> Problem statement
Show every line from the data below that includes "specific".

[Records for processing]

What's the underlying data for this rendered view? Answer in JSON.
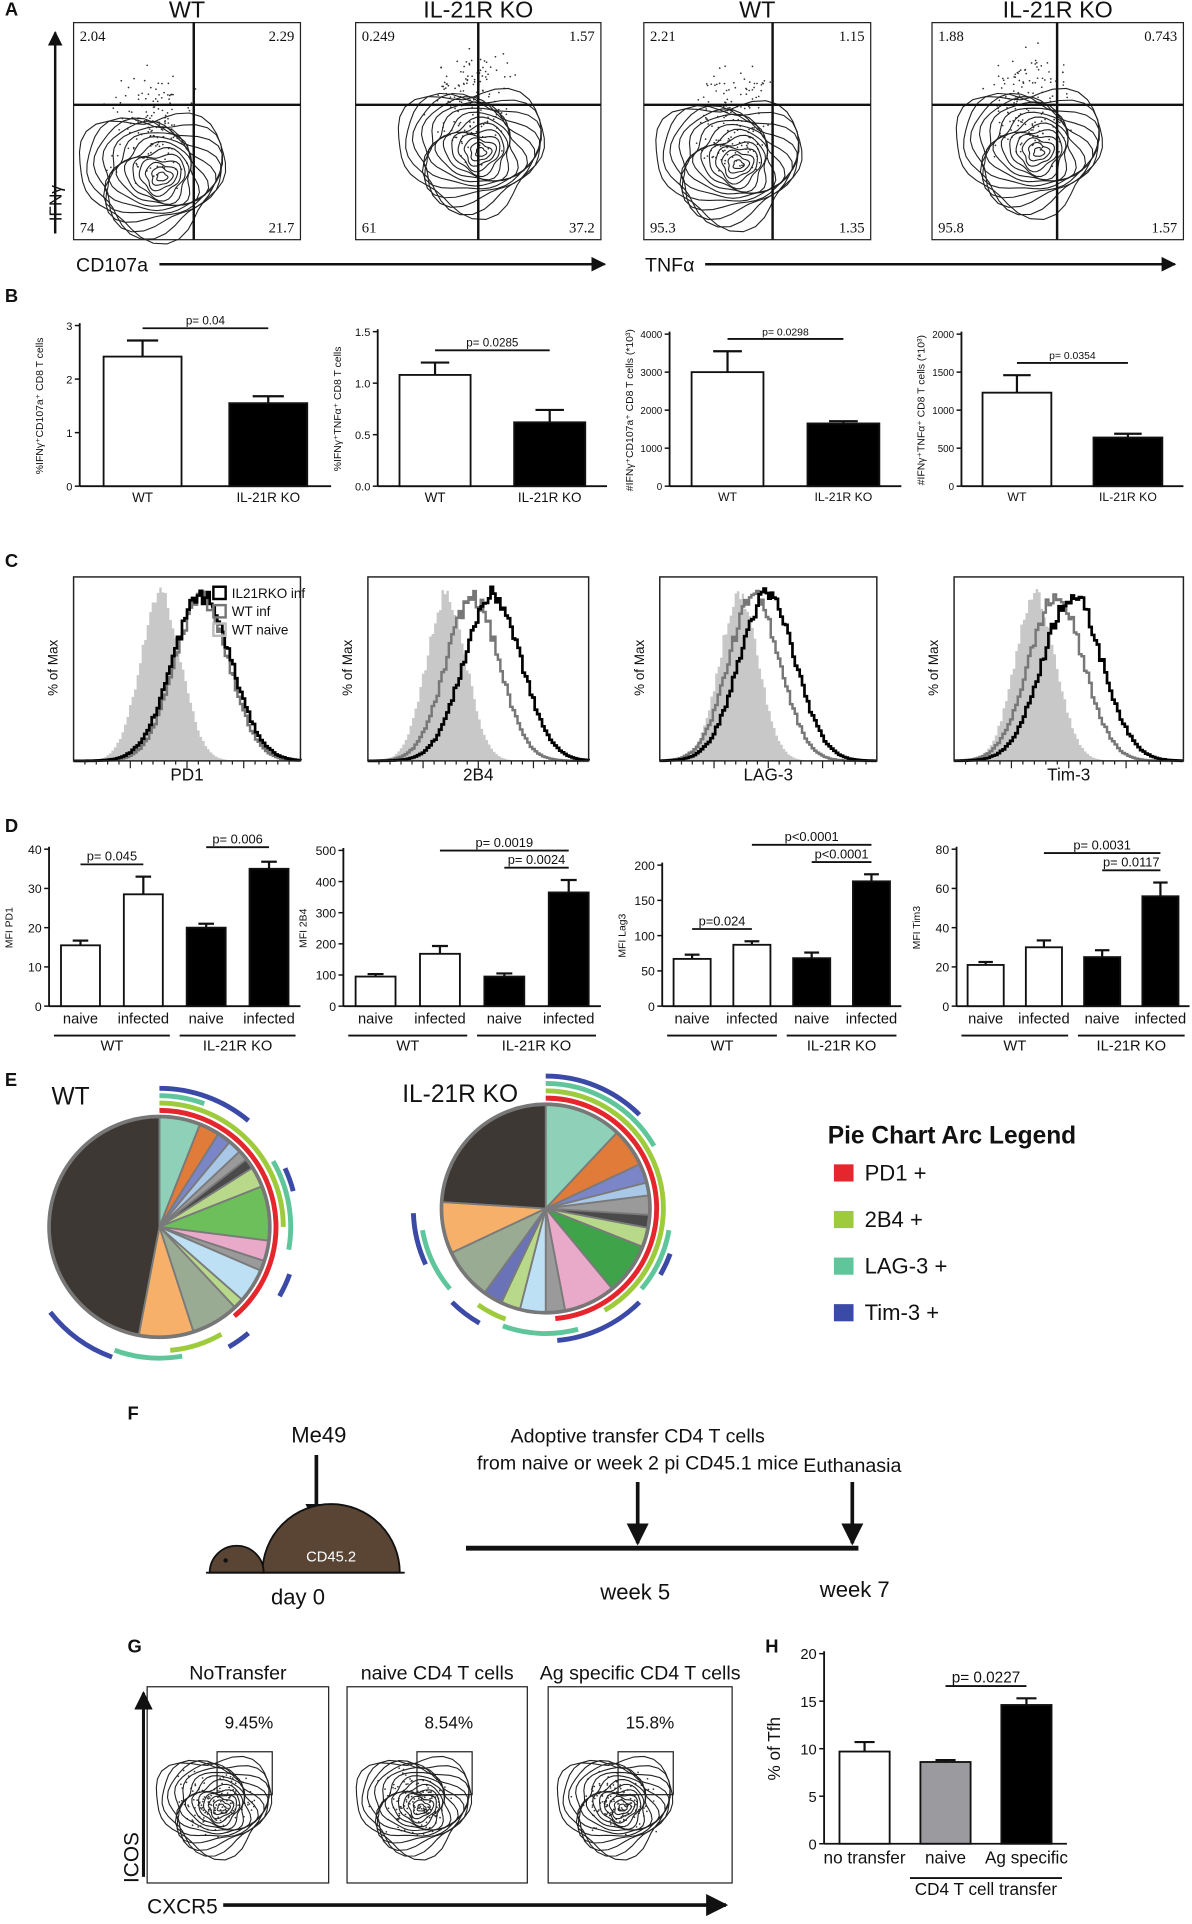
{
  "panel_labels": [
    "A",
    "B",
    "C",
    "D",
    "E",
    "F",
    "G",
    "H"
  ],
  "panel_a": {
    "y_label": "IFNγ",
    "x_labels": [
      "CD107a",
      "TNFα"
    ],
    "plots": [
      {
        "title": "WT",
        "quadrants": [
          2.04,
          2.29,
          74,
          21.7
        ]
      },
      {
        "title": "IL-21R KO",
        "quadrants": [
          0.249,
          1.57,
          61,
          37.2
        ]
      },
      {
        "title": "WT",
        "quadrants": [
          2.21,
          1.15,
          95.3,
          1.35
        ]
      },
      {
        "title": "IL-21R KO",
        "quadrants": [
          1.88,
          0.743,
          95.8,
          1.57
        ]
      }
    ]
  },
  "panel_c": {
    "y_label": "% of Max",
    "legend": [
      "IL21RKO inf",
      "WT inf",
      "WT naive"
    ],
    "x_labels": [
      "PD1",
      "2B4",
      "LAG-3",
      "Tim-3"
    ]
  },
  "panel_e": {
    "legend_title": "Pie Chart Arc Legend",
    "legend": [
      {
        "label": "PD1 +",
        "color": "#e5262d"
      },
      {
        "label": "2B4 +",
        "color": "#9dcb3c"
      },
      {
        "label": "LAG-3 +",
        "color": "#5fc69b"
      },
      {
        "label": "Tim-3 +",
        "color": "#3b4aa6"
      }
    ]
  },
  "panel_f": {
    "strain": "Me49",
    "mouse": "CD45.2",
    "day": "day 0",
    "transfer": [
      "Adoptive transfer CD4 T cells",
      "from naive or week 2 pi CD45.1 mice"
    ],
    "end": "Euthanasia",
    "weeks": [
      "week 5",
      "week 7"
    ]
  },
  "panel_g": {
    "y_label": "ICOS",
    "x_label": "CXCR5",
    "plots": [
      {
        "title": "NoTransfer",
        "percent": "9.45%"
      },
      {
        "title": "naive CD4 T cells",
        "percent": "8.54%"
      },
      {
        "title": "Ag specific CD4 T cells",
        "percent": "15.8%"
      }
    ]
  },
  "chart_data": [
    {
      "type": "bar",
      "y_label": "%IFNγ⁺CD107a⁺ CD8 T cells",
      "categories": [
        "WT",
        "IL-21R KO"
      ],
      "values": [
        2.42,
        1.55
      ],
      "errors": [
        0.3,
        0.13
      ],
      "colors": [
        "#ffffff",
        "#000000"
      ],
      "ylim": [
        0,
        3
      ],
      "yticks": [
        0,
        1,
        2,
        3
      ],
      "comparisons": [
        {
          "label": "p= 0.04",
          "between": [
            0,
            1
          ]
        }
      ]
    },
    {
      "type": "bar",
      "y_label": "%IFNγ⁺TNFα⁺ CD8 T cells",
      "categories": [
        "WT",
        "IL-21R KO"
      ],
      "values": [
        1.08,
        0.62
      ],
      "errors": [
        0.12,
        0.12
      ],
      "colors": [
        "#ffffff",
        "#000000"
      ],
      "ylim": [
        0,
        1.5
      ],
      "yticks": [
        {
          "value": 0,
          "label": "0.0"
        },
        {
          "value": 0.5,
          "label": "0.5"
        },
        {
          "value": 1,
          "label": "1.0"
        },
        {
          "value": 1.5,
          "label": "1.5"
        }
      ],
      "comparisons": [
        {
          "label": "p= 0.0285",
          "between": [
            0,
            1
          ]
        }
      ]
    },
    {
      "type": "bar",
      "y_label": "#IFNγ⁺CD107a⁺ CD8 T cells (*10³)",
      "categories": [
        "WT",
        "IL-21R KO"
      ],
      "values": [
        3000,
        1650
      ],
      "errors": [
        550,
        60
      ],
      "colors": [
        "#ffffff",
        "#000000"
      ],
      "ylim": [
        0,
        4000
      ],
      "yticks": [
        0,
        1000,
        2000,
        3000,
        4000
      ],
      "comparisons": [
        {
          "label": "p= 0.0298",
          "between": [
            0,
            1
          ]
        }
      ]
    },
    {
      "type": "bar",
      "y_label": "#IFNγ⁺TNFα⁺ CD8 T cells (*10³)",
      "categories": [
        "WT",
        "IL-21R KO"
      ],
      "values": [
        1230,
        640
      ],
      "errors": [
        230,
        50
      ],
      "colors": [
        "#ffffff",
        "#000000"
      ],
      "ylim": [
        0,
        2000
      ],
      "yticks": [
        0,
        500,
        1000,
        1500,
        2000
      ],
      "comparisons": [
        {
          "label": "p= 0.0354",
          "between": [
            0,
            1
          ]
        }
      ]
    },
    {
      "type": "bar",
      "y_label": "MFI PD1",
      "categories": [
        "naive",
        "infected",
        "naive",
        "infected"
      ],
      "values": [
        15.5,
        28.5,
        20,
        35
      ],
      "errors": [
        1.2,
        4.5,
        1,
        1.8
      ],
      "colors": [
        "#ffffff",
        "#ffffff",
        "#000000",
        "#000000"
      ],
      "ylim": [
        0,
        40
      ],
      "yticks": [
        0,
        10,
        20,
        30,
        40
      ],
      "groups": [
        {
          "label": "WT",
          "between": [
            0,
            1
          ]
        },
        {
          "label": "IL-21R KO",
          "between": [
            2,
            3
          ]
        }
      ],
      "comparisons": [
        {
          "label": "p= 0.045",
          "between": [
            0,
            1
          ]
        },
        {
          "label": "p= 0.006",
          "between": [
            2,
            3
          ]
        }
      ]
    },
    {
      "type": "bar",
      "y_label": "MFI 2B4",
      "categories": [
        "naive",
        "infected",
        "naive",
        "infected"
      ],
      "values": [
        95,
        168,
        95,
        365
      ],
      "errors": [
        8,
        25,
        10,
        40
      ],
      "colors": [
        "#ffffff",
        "#ffffff",
        "#000000",
        "#000000"
      ],
      "ylim": [
        0,
        500
      ],
      "yticks": [
        0,
        100,
        200,
        300,
        400,
        500
      ],
      "groups": [
        {
          "label": "WT",
          "between": [
            0,
            1
          ]
        },
        {
          "label": "IL-21R KO",
          "between": [
            2,
            3
          ]
        }
      ],
      "comparisons": [
        {
          "label": "p= 0.0024",
          "between": [
            2,
            3
          ]
        },
        {
          "label": "p= 0.0019",
          "between": [
            1,
            3
          ]
        }
      ]
    },
    {
      "type": "bar",
      "y_label": "MFI Lag3",
      "categories": [
        "naive",
        "infected",
        "naive",
        "infected"
      ],
      "values": [
        67,
        87,
        68,
        177
      ],
      "errors": [
        6,
        5,
        8,
        10
      ],
      "colors": [
        "#ffffff",
        "#ffffff",
        "#000000",
        "#000000"
      ],
      "ylim": [
        0,
        200
      ],
      "yticks": [
        0,
        50,
        100,
        150,
        200
      ],
      "groups": [
        {
          "label": "WT",
          "between": [
            0,
            1
          ]
        },
        {
          "label": "IL-21R KO",
          "between": [
            2,
            3
          ]
        }
      ],
      "comparisons": [
        {
          "label": "p=0.024",
          "between": [
            0,
            1
          ]
        },
        {
          "label": "p<0.0001",
          "between": [
            2,
            3
          ]
        },
        {
          "label": "p<0.0001",
          "between": [
            1,
            3
          ]
        }
      ]
    },
    {
      "type": "bar",
      "y_label": "MFI Tim3",
      "categories": [
        "naive",
        "infected",
        "naive",
        "infected"
      ],
      "values": [
        21,
        30,
        25,
        56
      ],
      "errors": [
        1.5,
        3.5,
        3.5,
        7
      ],
      "colors": [
        "#ffffff",
        "#ffffff",
        "#000000",
        "#000000"
      ],
      "ylim": [
        0,
        80
      ],
      "yticks": [
        0,
        20,
        40,
        60,
        80
      ],
      "groups": [
        {
          "label": "WT",
          "between": [
            0,
            1
          ]
        },
        {
          "label": "IL-21R KO",
          "between": [
            2,
            3
          ]
        }
      ],
      "comparisons": [
        {
          "label": "p= 0.0117",
          "between": [
            2,
            3
          ]
        },
        {
          "label": "p= 0.0031",
          "between": [
            1,
            3
          ]
        }
      ]
    },
    {
      "type": "bar",
      "y_label": "% of Tfh",
      "categories": [
        "no transfer",
        "naive",
        "Ag specific"
      ],
      "values": [
        9.7,
        8.6,
        14.6
      ],
      "errors": [
        1,
        0.2,
        0.7
      ],
      "colors": [
        "#ffffff",
        "#9a9a9f",
        "#000000"
      ],
      "ylim": [
        0,
        20
      ],
      "yticks": [
        0,
        5,
        10,
        15,
        20
      ],
      "groups": [
        {
          "label": "CD4 T cell transfer",
          "between": [
            1,
            2
          ]
        }
      ],
      "comparisons": [
        {
          "label": "p= 0.0227",
          "between": [
            1,
            2
          ]
        }
      ]
    },
    {
      "type": "pie",
      "title": "WT",
      "values": [
        6,
        3,
        2,
        2,
        1.5,
        1.5,
        3,
        8,
        3,
        1.5,
        5,
        1.5,
        7,
        8,
        47
      ],
      "colors": [
        "#8fd0b9",
        "#e07b39",
        "#7b86c8",
        "#a9c8e8",
        "#9a9a9a",
        "#4a4a4a",
        "#b9d98a",
        "#6cbf5a",
        "#e9a9c9",
        "#9a9a9a",
        "#bde0f5",
        "#b9d98a",
        "#9aab94",
        "#f7b06a",
        "#3d3833"
      ]
    },
    {
      "type": "pie",
      "title": "IL-21R KO",
      "values": [
        12,
        6,
        3,
        2,
        3,
        2,
        3,
        8,
        8,
        3,
        4,
        3,
        3,
        8,
        8,
        24
      ],
      "colors": [
        "#8fd0b9",
        "#e07b39",
        "#7b86c8",
        "#a9c8e8",
        "#9a9a9a",
        "#4a4a4a",
        "#b9d98a",
        "#3fa34a",
        "#e9a9c9",
        "#9a9a9a",
        "#bde0f5",
        "#b9d98a",
        "#6b73b8",
        "#9aab94",
        "#f7b06a",
        "#3d3833"
      ]
    }
  ]
}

[/Records for processing]

> Written answer
        "title": "Ag specific CD4 T cells",
        "Ag specific"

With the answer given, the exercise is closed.